_GIVEN TASK:_ Of the lines in the data below, count the ones holding the string "resurfaced", and answer with that number only.

_PROVIDED RECORDS:_
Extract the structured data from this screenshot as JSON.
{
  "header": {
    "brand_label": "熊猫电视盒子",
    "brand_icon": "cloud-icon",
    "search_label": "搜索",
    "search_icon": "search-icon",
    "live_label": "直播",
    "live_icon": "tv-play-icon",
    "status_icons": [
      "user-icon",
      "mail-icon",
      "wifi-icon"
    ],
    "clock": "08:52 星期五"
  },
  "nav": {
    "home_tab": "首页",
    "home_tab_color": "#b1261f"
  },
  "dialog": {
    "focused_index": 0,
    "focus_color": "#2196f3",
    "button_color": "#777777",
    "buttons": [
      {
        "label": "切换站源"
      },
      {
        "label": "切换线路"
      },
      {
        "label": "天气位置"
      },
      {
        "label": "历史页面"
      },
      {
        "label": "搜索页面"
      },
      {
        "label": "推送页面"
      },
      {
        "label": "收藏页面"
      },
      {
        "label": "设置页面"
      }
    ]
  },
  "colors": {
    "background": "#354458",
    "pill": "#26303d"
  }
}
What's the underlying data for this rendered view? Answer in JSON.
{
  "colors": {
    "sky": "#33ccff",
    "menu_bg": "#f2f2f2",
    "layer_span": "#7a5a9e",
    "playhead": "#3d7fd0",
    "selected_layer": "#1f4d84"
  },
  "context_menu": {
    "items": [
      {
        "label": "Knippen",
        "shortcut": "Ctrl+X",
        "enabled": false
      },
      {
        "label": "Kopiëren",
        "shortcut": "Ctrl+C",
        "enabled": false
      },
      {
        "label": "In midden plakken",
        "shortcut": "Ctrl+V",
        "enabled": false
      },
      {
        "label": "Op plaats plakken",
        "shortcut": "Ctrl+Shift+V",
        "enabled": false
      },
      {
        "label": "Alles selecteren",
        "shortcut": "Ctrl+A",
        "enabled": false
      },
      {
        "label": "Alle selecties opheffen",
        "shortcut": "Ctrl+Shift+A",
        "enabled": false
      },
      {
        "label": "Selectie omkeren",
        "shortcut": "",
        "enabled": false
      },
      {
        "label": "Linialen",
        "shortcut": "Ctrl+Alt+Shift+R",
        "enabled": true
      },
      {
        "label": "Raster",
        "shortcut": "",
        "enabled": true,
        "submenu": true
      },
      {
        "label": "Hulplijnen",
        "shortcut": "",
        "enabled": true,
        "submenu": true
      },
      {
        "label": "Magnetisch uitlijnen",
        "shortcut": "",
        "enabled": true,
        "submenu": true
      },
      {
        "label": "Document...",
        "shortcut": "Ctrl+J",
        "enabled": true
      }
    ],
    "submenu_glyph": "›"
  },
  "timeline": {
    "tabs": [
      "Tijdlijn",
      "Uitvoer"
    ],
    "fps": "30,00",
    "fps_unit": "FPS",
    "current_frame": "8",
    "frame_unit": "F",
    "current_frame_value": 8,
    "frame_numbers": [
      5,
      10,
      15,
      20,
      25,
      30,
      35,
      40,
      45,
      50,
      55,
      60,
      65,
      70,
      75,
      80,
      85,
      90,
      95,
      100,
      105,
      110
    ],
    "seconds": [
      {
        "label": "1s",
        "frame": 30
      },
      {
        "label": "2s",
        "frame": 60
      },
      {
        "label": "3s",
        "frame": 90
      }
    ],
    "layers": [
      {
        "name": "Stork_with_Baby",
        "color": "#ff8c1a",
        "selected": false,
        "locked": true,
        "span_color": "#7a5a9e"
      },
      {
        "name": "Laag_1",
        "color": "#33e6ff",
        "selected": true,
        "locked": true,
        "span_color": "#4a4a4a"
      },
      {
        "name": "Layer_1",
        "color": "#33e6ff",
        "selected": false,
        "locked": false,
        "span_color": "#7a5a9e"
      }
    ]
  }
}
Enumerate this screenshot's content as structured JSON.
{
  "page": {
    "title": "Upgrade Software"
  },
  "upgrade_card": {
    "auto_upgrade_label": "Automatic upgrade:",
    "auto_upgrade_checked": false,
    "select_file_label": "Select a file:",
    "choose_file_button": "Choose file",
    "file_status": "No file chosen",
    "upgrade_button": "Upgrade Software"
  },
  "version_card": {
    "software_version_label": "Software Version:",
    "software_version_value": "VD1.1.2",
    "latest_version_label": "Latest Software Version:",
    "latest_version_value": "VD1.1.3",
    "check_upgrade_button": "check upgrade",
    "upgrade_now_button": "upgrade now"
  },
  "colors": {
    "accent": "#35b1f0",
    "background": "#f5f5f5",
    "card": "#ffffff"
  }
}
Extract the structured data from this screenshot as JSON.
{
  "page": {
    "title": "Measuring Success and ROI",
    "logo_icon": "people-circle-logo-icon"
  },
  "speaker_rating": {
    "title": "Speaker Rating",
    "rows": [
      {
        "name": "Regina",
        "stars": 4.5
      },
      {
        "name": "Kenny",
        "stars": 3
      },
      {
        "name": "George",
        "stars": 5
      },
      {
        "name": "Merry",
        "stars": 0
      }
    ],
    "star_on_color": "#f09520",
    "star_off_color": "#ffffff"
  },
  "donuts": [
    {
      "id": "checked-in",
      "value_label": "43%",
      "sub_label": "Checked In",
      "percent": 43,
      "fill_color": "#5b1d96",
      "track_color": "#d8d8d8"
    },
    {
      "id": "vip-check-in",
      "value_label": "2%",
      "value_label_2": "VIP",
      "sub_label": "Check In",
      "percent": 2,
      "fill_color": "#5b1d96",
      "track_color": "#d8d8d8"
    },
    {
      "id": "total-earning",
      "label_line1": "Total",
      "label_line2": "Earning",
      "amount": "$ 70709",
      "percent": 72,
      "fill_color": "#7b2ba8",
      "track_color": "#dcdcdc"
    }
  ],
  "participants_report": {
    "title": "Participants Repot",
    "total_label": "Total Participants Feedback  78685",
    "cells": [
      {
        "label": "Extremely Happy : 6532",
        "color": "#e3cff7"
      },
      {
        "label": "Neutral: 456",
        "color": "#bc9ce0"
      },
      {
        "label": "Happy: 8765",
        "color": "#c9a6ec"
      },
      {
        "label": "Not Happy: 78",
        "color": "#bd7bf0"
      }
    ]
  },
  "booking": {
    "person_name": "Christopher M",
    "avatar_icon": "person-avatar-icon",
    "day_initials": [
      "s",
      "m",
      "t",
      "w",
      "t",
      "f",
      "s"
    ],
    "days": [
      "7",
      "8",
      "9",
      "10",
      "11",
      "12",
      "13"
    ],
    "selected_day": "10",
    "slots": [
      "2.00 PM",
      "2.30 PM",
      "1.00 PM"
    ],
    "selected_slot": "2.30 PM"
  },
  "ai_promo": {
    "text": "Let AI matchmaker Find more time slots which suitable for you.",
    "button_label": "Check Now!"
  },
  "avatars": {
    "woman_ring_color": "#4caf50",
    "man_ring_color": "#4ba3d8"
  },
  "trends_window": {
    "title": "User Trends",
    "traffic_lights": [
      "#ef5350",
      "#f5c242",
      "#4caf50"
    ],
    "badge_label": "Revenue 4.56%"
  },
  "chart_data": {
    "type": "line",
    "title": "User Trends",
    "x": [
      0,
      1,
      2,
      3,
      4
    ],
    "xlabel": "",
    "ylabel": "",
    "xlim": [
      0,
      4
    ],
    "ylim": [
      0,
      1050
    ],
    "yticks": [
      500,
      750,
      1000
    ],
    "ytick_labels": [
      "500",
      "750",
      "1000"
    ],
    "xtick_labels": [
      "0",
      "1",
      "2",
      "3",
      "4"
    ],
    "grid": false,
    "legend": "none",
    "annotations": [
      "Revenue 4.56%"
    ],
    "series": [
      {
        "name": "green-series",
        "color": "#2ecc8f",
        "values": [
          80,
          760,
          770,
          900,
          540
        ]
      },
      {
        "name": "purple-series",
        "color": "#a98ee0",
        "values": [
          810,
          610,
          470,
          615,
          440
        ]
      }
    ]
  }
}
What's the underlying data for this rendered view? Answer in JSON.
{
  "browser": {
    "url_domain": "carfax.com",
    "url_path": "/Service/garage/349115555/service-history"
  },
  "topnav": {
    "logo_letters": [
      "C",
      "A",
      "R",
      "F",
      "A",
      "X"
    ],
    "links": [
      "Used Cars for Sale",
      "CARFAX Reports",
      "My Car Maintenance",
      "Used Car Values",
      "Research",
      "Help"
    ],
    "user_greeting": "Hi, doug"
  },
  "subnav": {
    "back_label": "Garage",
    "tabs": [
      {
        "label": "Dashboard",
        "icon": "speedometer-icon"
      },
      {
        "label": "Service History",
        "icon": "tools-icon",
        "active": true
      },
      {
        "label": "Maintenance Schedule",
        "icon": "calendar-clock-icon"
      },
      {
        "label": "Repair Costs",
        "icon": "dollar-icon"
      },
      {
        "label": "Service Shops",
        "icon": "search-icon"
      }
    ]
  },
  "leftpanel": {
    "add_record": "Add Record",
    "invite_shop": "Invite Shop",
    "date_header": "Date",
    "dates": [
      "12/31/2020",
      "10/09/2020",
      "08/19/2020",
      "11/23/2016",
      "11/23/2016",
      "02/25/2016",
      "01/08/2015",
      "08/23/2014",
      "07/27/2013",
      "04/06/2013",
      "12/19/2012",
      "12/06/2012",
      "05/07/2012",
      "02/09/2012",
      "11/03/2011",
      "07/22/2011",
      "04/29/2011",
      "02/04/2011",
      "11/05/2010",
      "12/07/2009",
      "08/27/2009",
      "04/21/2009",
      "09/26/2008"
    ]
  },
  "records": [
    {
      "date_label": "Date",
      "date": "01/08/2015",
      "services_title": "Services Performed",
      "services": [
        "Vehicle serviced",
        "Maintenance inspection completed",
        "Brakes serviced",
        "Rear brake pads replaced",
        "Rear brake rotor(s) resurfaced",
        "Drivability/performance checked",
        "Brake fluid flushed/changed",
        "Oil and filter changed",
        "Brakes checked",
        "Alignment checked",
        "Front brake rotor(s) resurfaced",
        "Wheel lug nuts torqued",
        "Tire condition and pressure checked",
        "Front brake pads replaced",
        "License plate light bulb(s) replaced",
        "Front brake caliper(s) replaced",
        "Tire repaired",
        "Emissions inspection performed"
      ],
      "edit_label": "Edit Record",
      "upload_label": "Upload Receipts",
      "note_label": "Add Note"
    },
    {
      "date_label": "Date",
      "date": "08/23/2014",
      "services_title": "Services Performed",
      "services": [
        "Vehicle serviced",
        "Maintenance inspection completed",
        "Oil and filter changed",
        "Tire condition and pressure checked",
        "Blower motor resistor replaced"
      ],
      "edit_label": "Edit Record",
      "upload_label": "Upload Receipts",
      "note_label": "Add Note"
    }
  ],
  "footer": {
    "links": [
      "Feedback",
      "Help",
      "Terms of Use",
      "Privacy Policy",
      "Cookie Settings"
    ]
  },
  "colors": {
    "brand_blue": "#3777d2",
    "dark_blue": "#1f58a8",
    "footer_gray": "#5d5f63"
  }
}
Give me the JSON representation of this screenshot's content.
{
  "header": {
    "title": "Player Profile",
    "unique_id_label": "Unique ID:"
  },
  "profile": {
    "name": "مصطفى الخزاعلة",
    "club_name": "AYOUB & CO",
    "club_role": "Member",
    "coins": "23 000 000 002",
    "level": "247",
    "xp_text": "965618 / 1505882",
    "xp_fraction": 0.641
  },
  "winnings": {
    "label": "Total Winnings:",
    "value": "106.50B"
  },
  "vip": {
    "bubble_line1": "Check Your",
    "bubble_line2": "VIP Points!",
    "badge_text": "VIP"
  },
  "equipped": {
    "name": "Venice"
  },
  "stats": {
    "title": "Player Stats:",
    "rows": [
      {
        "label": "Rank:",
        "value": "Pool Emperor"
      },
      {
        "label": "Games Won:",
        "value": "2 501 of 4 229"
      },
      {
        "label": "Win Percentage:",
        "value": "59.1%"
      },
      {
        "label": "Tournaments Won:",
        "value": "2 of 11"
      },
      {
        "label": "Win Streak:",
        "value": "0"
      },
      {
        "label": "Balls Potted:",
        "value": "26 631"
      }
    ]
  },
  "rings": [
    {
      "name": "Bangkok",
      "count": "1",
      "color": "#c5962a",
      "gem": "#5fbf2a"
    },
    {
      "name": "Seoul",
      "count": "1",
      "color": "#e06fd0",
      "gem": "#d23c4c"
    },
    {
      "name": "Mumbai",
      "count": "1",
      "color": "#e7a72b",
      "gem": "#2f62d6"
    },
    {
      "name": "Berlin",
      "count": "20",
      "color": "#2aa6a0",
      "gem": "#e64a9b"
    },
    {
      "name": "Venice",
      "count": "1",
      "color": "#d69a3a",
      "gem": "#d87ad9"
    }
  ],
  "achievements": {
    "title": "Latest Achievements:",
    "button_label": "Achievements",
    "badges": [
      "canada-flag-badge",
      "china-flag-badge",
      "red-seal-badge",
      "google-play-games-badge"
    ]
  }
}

_CORRECT OUTPUT:_ 2